Start of QUOTED PASSAGE

Sweetums blurted out:
I use a combination of PDFs, BMPs (via MS Paint) to get 1:1
drill guides for PCBs and small chassis structures.
Welp, I knew there had to be somebody far enough behind the curve to
still be using goofy old MS Paint. For *anything*.
Congratulations Sweetums, you win the annual Kill Bill Society "Last
of the Mohicans" award for 2004.
With either
Corel or Adobe photo edit programs you will find that one can
do quite-exact photo reductions of 2:1 or even 3:1 by the
adjustment of pixels per inch in either Corel Photo House or
Adobe PhotoDeluxe 3. Other photo programs should be able to
do the same thing. Good for one-of-a-kind projects.
I've regularly done 2:1 scale manual PCB resist traces on a pad
of vellum (gridded 0.1"), scanned that into BMP format, cleaned
it up in MS Paint (image attributes set to B&W), dropped the
scale to 1:1, and done the etch masks on VueGraph transparent
stock. Note: Paint allows adding lettering, numbers, etc. as you
need. All without going out to any photo services. Again, good
for quick one-of-a-kind projects.
*GROAN*! I don't believe it, whatta bass-ackward, contorted heap of
nonsense.
And you're an "engineering professional" eh? As if.
Now let me explain the right way to do quickie one-off PCB and panel
layouts Sweetums: In the first place you don't use frigging bit maps
or any of the others of it's pixel-juggling junk for engineering work,
those are for touching up photos of Aunt Minnie's birthday party.
Real profesionals use vector-based graphics software which are
designed for engineering purposes. They're called CAD programs you
see. $100 at any decent computer store gets you 2-D TurboCAD which is
accurate to a millionth of an inch if one cares to get that anal about
locating holes in PCBs and it goes uphill from there. Or even better
dig up Felixcad LT which is a general purpose full-featured freeware
2D CAD program and dump it in.
I'll put it this way: By the time you've fiddled with your pencil,
graph paper, scanner and collection of low-res dimensionally raunchy
photo editing software just to get a drilling pattern I'll have a
complete board layout including all the traces, lettering, donuts and
the drilling pattern done 100% onscreen with a single program. All I
have to do from there is load a sheet of vellum into the old LaserJet,
specify the scale (100:1? No sweat.) and hit the "print" button. Or
print just the hole pattern. Or just the traces and such for board
burning purposes, etc.
Just for the hell of it I checked a couple of my layouts for
dimensional errors with a Pratt & Whitney optical comparator set to
10:1 magnification and the worst error I could find was 0.003 inches
over a six inch span. Which is better than the advertised limit of the
printer accuracy. Try that with Paint.

End of QUOTED PASSAGE
Start of SOURCE MATERIAL

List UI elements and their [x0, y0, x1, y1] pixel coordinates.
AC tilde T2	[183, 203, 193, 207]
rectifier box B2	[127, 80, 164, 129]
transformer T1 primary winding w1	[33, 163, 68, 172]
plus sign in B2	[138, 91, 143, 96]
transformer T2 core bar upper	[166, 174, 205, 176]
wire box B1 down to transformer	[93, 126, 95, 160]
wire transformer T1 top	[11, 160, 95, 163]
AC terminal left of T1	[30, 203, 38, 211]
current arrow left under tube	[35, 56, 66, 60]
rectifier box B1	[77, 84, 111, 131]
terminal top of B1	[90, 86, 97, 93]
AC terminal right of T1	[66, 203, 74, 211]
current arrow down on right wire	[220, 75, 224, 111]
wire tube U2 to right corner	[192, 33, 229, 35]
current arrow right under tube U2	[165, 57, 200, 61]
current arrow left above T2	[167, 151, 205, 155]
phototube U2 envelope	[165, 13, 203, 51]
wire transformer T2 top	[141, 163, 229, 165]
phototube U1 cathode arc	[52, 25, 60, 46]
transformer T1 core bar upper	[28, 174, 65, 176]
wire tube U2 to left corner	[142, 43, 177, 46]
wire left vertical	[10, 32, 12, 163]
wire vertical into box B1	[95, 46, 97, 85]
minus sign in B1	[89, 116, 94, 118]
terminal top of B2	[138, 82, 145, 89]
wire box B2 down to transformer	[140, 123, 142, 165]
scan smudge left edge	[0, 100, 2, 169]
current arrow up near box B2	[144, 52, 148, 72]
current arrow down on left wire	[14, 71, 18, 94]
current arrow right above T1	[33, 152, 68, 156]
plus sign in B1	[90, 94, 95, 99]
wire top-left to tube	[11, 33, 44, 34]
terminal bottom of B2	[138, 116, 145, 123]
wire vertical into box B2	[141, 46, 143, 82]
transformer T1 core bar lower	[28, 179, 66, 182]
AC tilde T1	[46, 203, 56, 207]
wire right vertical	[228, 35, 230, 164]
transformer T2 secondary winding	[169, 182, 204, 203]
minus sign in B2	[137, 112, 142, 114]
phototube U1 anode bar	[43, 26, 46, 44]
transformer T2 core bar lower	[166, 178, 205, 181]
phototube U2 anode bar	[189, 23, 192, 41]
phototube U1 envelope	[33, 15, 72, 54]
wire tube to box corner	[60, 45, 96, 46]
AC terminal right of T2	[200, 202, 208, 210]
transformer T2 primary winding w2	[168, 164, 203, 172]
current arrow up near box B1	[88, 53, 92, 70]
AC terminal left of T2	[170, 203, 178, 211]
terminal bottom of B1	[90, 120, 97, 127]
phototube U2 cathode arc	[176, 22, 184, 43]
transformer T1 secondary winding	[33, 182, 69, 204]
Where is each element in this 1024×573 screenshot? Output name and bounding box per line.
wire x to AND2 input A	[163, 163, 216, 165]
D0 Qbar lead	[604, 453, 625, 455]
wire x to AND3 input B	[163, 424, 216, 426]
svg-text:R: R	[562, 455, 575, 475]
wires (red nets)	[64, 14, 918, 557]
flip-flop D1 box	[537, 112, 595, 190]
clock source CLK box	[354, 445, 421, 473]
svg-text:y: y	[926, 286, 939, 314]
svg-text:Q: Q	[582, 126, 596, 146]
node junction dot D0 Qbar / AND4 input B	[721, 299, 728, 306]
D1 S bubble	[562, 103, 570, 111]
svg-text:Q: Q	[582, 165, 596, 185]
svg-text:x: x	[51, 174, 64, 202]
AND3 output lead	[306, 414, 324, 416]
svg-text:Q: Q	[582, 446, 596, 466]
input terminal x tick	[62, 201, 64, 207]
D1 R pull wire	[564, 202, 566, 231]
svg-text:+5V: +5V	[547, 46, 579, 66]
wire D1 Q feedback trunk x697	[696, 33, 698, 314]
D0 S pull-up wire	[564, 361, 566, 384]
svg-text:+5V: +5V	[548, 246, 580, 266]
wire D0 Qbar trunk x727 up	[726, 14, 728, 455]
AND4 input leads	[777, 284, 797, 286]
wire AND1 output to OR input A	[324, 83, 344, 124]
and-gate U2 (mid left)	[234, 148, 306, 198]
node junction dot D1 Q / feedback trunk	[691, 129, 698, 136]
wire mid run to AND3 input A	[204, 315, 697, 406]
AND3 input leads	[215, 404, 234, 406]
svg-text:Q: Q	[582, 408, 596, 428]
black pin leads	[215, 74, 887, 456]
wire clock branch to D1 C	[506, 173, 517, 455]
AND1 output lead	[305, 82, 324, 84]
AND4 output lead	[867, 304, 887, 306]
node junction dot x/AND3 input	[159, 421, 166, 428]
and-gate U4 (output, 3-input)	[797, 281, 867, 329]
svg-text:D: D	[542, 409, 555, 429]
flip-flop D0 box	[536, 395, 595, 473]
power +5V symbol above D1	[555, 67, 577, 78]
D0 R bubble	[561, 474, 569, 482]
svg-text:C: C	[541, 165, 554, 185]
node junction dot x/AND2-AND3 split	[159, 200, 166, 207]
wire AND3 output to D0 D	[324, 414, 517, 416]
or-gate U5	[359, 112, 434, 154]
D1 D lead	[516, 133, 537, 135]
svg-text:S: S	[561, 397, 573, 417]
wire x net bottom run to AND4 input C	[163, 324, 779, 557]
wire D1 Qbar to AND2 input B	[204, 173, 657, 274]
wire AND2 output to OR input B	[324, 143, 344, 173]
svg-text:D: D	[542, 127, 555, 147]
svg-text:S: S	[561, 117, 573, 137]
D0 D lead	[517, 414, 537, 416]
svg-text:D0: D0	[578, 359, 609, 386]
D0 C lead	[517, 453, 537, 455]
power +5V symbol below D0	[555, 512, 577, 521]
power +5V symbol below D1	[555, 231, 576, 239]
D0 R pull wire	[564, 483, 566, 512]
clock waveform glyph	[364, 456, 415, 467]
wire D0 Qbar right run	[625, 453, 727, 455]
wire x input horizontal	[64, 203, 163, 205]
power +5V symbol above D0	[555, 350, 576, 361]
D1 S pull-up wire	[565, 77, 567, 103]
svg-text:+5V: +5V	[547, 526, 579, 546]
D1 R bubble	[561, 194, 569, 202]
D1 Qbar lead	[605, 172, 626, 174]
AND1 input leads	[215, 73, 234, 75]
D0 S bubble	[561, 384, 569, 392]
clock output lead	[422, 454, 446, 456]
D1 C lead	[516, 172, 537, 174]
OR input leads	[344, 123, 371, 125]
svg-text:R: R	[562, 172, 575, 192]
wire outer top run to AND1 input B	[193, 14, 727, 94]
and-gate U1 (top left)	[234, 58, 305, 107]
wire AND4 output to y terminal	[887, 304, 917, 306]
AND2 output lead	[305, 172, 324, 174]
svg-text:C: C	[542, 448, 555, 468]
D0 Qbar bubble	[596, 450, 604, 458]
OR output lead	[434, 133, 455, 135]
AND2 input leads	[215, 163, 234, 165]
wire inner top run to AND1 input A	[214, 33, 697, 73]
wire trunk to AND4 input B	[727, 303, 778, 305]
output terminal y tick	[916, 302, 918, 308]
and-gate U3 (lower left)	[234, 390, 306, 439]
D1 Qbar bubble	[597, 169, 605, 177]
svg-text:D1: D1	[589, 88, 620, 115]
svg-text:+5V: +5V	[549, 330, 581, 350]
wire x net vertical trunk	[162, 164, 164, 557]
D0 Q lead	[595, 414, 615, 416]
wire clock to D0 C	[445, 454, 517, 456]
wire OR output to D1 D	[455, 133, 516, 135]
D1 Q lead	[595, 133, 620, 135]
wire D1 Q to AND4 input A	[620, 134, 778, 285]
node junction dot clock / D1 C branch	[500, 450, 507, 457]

End of SOURCE MATERIAL

* _WORK REQUEST 1_
Repeat the part of the post on PCB layout from "Welp, I knew" to "for one-of-a-kind projects.".
* _WORK REQUEST 2_
Using the post on PCB layout, decide whether each statement agrees with it, and answer yes or no with the deciding words quoted exactly: (a) 2-D TurboCAD can be had for $100 at a computer store. (b) Felixcad LT is a 3D CAD program. (c) The optical comparator was set to 100:1 magnification.

* _EXERCISE SOLUTION 1_
Welp, I knew there had to be somebody far enough behind the curve to
still be using goofy old MS Paint. For *anything*.
Congratulations Sweetums, you win the annual Kill Bill Society "Last
of the Mohicans" award for 2004.
With either
Corel or Adobe photo edit programs you will find that one can
do quite-exact photo reductions of 2:1 or even 3:1 by the
adjustment of pixels per inch in either Corel Photo House or
Adobe PhotoDeluxe 3. Other photo programs should be able to
do the same thing. Good for one-of-a-kind projects.

* _EXERCISE SOLUTION 2_
(a) Yes: "$100 at any decent computer store gets you 2-D TurboCAD"
(b) No: "a general purpose full-featured freeware 2D CAD program"
(c) No: "a Pratt & Whitney optical comparator set to 10:1 magnification"